- Exercise aim
Every record below should be written out exactly; pictures stay out.

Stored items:
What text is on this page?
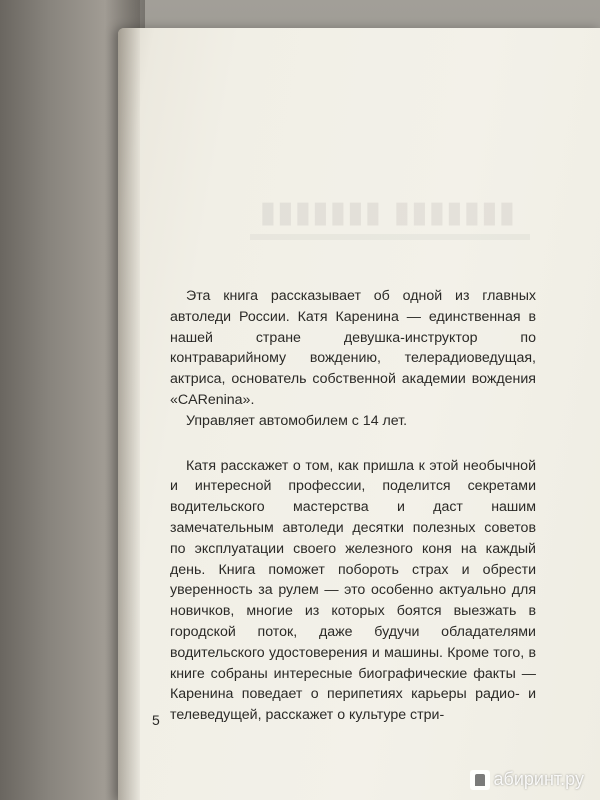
▮▮▮▮▮▮▮ ▮▮▮▮▮▮▮

Эта книга рассказывает об одной из главных автоледи России. Катя Каренина — единственная в нашей стране девушка-инструктор по контраварийному вождению, телерадиоведущая, актриса, основатель собственной академии вождения «CARenina».

Управляет автомобилем с 14 лет.

Катя расскажет о том, как пришла к этой необычной и интересной профессии, поделится секретами водительского мастерства и даст нашим замечательным автоледи десятки полезных советов по эксплуатации своего железного коня на каждый день. Книга поможет побороть страх и обрести уверенность за рулем — это особенно актуально для новичков, многие из которых боятся выезжать в городской поток, даже будучи обладателями водительского удостоверения и машины. Кроме того, в книге собраны интересные биографические факты — Каренина поведает о перипетиях карьеры радио- и телеведущей, расскажет о культуре стри-

5
абиринт.ру
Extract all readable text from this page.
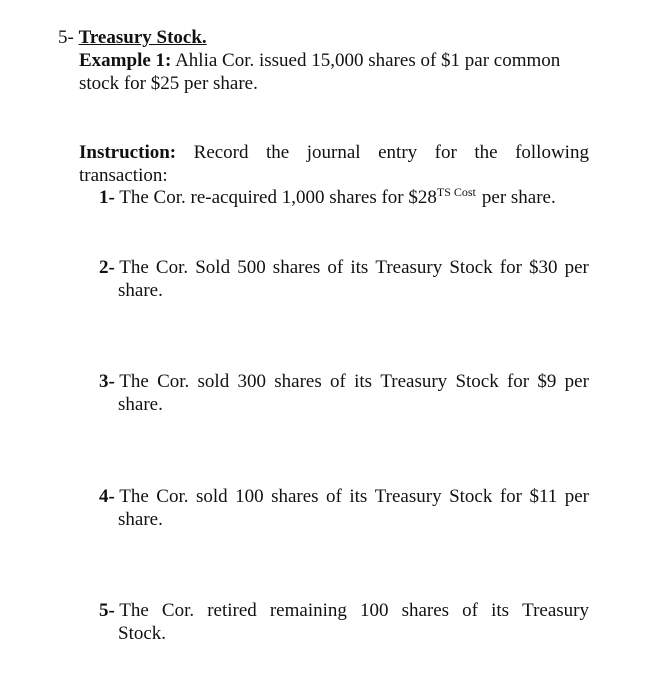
5- Treasury Stock.

Example 1: Ahlia Cor. issued 15,000 shares of $1 par common

stock for $25 per share.

Instruction: Record the journal entry for the following

transaction:

1- The Cor. re-acquired 1,000 shares for $\$28^{TS Cost}$ per share.
2- The Cor. Sold 500 shares of its Treasury Stock for $30 per
share.
3- The Cor. sold 300 shares of its Treasury Stock for $9 per
share.
4- The Cor. sold 100 shares of its Treasury Stock for $11 per
share.
5- The Cor. retired remaining 100 shares of its Treasury
Stock.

- Response
What text is on this page?
▮▮▮▮▮▮▮ ▮▮▮▮▮▮▮

Эта книга рассказывает об одной из главных автоледи России. Катя Каренина — единственная в нашей стране девушка-инструктор по контраварийному вождению, телерадиоведущая, актриса, основатель собственной академии вождения «CARenina».

Управляет автомобилем с 14 лет.

Катя расскажет о том, как пришла к этой необычной и интересной профессии, поделится секретами водительского мастерства и даст нашим замечательным автоледи десятки полезных советов по эксплуатации своего железного коня на каждый день. Книга поможет побороть страх и обрести уверенность за рулем — это особенно актуально для новичков, многие из которых боятся выезжать в городской поток, даже будучи обладателями водительского удостоверения и машины. Кроме того, в книге собраны интересные биографические факты — Каренина поведает о перипетиях карьеры радио- и телеведущей, расскажет о культуре стри-

5
абиринт.ру
Extract all readable text from this page.
5- Treasury Stock.

Example 1: Ahlia Cor. issued 15,000 shares of $1 par common

stock for $25 per share.

Instruction: Record the journal entry for the following

transaction:

1- The Cor. re-acquired 1,000 shares for $\$28^{TS Cost}$ per share.
2- The Cor. Sold 500 shares of its Treasury Stock for $30 per
share.
3- The Cor. sold 300 shares of its Treasury Stock for $9 per
share.
4- The Cor. sold 100 shares of its Treasury Stock for $11 per
share.
5- The Cor. retired remaining 100 shares of its Treasury
Stock.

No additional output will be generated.